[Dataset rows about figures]
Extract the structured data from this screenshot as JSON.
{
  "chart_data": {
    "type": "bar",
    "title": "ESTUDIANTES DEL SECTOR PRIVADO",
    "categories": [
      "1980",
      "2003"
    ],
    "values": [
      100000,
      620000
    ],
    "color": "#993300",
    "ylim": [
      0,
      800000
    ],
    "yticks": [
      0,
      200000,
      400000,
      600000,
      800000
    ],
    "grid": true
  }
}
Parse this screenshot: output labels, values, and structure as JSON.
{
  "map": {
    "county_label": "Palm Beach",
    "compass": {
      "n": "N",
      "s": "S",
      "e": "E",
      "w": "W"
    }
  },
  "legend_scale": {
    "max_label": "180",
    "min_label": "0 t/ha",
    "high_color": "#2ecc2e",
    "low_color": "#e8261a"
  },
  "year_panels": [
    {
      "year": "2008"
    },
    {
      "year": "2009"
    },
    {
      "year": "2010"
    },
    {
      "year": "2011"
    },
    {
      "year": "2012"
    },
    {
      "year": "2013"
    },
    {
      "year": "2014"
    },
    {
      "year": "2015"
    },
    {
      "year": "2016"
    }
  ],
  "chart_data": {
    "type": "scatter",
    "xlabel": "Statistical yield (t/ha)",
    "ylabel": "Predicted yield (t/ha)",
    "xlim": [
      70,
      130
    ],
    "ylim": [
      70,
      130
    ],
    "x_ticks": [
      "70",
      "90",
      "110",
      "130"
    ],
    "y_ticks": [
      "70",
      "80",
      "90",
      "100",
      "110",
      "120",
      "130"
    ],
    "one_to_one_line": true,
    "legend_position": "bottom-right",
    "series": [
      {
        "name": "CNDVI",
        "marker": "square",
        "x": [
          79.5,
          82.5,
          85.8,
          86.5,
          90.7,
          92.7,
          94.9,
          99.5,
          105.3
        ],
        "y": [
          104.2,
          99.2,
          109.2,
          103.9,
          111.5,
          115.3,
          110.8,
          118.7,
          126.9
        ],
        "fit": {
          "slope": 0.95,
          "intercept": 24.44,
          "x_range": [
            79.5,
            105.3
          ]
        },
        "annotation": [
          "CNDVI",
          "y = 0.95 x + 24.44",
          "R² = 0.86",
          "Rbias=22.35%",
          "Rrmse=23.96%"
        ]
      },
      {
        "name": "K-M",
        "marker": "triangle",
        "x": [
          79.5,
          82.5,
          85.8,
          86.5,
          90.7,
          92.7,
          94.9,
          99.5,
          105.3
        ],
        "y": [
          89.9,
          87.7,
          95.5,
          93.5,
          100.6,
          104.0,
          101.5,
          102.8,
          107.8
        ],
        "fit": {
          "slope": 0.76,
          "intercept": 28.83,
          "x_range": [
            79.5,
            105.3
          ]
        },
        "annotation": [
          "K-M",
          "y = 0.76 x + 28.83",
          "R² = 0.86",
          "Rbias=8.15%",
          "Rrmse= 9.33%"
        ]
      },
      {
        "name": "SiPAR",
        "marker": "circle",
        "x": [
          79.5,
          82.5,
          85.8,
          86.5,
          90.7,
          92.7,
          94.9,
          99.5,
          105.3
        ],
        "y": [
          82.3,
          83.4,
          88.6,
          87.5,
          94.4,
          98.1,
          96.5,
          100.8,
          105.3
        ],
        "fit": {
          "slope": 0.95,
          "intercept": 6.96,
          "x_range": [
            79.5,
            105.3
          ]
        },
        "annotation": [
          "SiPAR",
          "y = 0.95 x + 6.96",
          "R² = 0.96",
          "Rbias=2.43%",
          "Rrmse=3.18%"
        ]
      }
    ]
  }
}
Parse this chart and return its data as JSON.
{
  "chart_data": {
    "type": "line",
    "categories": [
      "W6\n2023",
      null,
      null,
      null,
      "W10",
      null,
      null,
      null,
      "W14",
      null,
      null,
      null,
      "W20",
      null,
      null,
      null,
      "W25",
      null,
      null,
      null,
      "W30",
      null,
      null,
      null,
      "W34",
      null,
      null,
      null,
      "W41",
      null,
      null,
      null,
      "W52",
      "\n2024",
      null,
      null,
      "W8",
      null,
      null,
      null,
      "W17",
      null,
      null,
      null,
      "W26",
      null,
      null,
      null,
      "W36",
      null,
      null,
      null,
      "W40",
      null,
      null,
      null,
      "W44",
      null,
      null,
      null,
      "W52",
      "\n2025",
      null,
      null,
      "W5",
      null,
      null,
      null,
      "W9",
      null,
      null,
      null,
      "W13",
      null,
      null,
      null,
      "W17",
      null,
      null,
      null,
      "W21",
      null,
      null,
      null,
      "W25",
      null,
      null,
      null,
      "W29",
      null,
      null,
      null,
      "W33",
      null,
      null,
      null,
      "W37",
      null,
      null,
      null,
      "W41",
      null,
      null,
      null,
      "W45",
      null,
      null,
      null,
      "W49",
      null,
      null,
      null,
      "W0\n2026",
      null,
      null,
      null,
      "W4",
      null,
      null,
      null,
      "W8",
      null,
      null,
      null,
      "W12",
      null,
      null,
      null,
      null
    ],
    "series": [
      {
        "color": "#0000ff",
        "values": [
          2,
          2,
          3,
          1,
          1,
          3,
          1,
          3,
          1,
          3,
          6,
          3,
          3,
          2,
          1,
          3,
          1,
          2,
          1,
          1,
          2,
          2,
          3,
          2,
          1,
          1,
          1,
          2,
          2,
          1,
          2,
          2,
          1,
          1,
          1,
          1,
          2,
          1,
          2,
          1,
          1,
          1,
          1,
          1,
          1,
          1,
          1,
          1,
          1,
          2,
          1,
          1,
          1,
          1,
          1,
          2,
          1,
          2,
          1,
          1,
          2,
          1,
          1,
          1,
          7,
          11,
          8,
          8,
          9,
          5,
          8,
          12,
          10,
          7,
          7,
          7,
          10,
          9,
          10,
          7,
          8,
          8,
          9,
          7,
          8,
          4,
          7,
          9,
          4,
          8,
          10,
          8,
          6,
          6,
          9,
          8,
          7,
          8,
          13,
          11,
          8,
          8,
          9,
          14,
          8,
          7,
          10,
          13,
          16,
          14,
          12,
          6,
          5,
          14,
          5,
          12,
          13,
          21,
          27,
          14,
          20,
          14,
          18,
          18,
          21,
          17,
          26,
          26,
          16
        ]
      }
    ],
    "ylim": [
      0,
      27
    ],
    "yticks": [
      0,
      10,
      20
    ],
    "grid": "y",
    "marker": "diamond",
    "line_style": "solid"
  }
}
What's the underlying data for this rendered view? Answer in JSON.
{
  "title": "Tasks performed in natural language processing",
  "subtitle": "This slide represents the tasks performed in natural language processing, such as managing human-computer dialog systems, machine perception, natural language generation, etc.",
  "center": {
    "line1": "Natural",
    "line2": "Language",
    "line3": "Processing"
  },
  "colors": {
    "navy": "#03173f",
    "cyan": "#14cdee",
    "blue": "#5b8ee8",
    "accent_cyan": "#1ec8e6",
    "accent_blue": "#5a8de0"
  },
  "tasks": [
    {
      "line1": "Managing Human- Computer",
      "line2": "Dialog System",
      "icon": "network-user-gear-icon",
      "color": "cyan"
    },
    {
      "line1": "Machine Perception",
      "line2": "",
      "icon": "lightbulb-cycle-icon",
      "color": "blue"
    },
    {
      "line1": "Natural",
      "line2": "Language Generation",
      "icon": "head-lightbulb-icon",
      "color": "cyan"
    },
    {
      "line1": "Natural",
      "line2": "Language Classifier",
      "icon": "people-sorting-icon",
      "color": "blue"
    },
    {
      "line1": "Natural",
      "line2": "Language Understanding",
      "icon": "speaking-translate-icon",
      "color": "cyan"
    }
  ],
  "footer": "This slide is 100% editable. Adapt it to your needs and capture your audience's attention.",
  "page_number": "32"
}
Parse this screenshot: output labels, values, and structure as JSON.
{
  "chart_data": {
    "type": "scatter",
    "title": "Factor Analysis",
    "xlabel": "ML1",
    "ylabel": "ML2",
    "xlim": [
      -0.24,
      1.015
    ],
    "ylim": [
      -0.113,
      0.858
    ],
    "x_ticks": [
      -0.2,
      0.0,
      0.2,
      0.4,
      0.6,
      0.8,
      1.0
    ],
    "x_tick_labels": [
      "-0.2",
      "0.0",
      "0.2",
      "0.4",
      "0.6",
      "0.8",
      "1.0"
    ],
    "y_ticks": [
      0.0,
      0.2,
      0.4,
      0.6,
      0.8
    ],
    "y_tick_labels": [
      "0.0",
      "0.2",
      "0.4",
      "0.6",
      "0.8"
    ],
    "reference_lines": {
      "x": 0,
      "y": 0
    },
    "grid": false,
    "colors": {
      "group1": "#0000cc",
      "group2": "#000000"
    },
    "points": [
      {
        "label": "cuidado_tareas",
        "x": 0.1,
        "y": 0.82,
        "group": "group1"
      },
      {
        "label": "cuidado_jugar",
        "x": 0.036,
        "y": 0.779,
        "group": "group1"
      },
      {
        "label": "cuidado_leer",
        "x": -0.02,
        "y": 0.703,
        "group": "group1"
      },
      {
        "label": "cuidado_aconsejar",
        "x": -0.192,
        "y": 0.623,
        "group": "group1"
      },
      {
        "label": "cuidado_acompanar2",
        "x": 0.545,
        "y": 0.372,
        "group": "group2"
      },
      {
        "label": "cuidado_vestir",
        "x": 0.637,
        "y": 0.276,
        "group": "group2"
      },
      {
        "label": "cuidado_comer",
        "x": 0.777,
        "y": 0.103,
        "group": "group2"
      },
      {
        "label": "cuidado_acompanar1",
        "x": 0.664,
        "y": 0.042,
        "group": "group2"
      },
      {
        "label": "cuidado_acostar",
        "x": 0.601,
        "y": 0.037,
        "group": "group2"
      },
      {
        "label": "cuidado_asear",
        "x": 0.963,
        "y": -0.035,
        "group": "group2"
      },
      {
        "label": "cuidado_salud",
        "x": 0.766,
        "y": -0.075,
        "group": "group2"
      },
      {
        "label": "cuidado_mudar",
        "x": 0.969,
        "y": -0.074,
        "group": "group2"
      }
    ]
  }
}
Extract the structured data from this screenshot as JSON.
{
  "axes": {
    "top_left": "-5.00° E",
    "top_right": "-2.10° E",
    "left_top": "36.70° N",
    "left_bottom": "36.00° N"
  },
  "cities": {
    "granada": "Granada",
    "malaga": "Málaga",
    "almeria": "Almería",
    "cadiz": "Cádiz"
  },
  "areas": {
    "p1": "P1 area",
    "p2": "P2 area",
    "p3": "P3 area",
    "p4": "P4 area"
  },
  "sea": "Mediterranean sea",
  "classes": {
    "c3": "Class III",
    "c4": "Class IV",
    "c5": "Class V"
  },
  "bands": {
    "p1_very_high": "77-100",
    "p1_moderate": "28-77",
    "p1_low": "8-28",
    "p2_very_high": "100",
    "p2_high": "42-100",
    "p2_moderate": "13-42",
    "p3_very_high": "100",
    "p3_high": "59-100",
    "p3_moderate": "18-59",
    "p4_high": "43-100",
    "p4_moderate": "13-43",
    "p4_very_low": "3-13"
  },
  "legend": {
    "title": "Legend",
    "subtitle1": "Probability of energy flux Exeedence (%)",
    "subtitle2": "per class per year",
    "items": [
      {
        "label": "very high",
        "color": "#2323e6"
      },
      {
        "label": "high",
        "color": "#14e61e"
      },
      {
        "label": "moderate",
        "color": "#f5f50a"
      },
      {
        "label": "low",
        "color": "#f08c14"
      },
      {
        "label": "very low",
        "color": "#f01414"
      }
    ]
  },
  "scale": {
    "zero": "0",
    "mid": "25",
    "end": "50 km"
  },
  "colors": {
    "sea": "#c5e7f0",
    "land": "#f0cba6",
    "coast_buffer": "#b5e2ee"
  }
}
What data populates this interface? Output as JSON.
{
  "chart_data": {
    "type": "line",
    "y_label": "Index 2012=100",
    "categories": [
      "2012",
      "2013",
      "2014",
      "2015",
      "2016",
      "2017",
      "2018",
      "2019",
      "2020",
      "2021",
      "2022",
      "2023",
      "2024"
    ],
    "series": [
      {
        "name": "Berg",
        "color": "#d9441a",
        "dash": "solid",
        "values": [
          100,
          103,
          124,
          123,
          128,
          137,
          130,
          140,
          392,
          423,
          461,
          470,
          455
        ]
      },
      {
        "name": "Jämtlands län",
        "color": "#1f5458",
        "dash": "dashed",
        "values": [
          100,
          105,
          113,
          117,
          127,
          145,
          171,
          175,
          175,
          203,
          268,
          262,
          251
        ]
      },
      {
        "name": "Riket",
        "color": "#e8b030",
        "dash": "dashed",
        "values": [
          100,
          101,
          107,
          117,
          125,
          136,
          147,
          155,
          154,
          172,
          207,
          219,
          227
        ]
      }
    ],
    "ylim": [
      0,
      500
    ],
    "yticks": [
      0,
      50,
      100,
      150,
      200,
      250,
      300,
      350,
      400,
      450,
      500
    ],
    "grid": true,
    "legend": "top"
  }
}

# [EXERCISE AIM]
Show all lines from the data above in which the word "grid" appears.

# [SOLUTION FOR THIS EXERCISE]
    "grid": true
    "grid": "y",
    "grid": false,
    "grid": true,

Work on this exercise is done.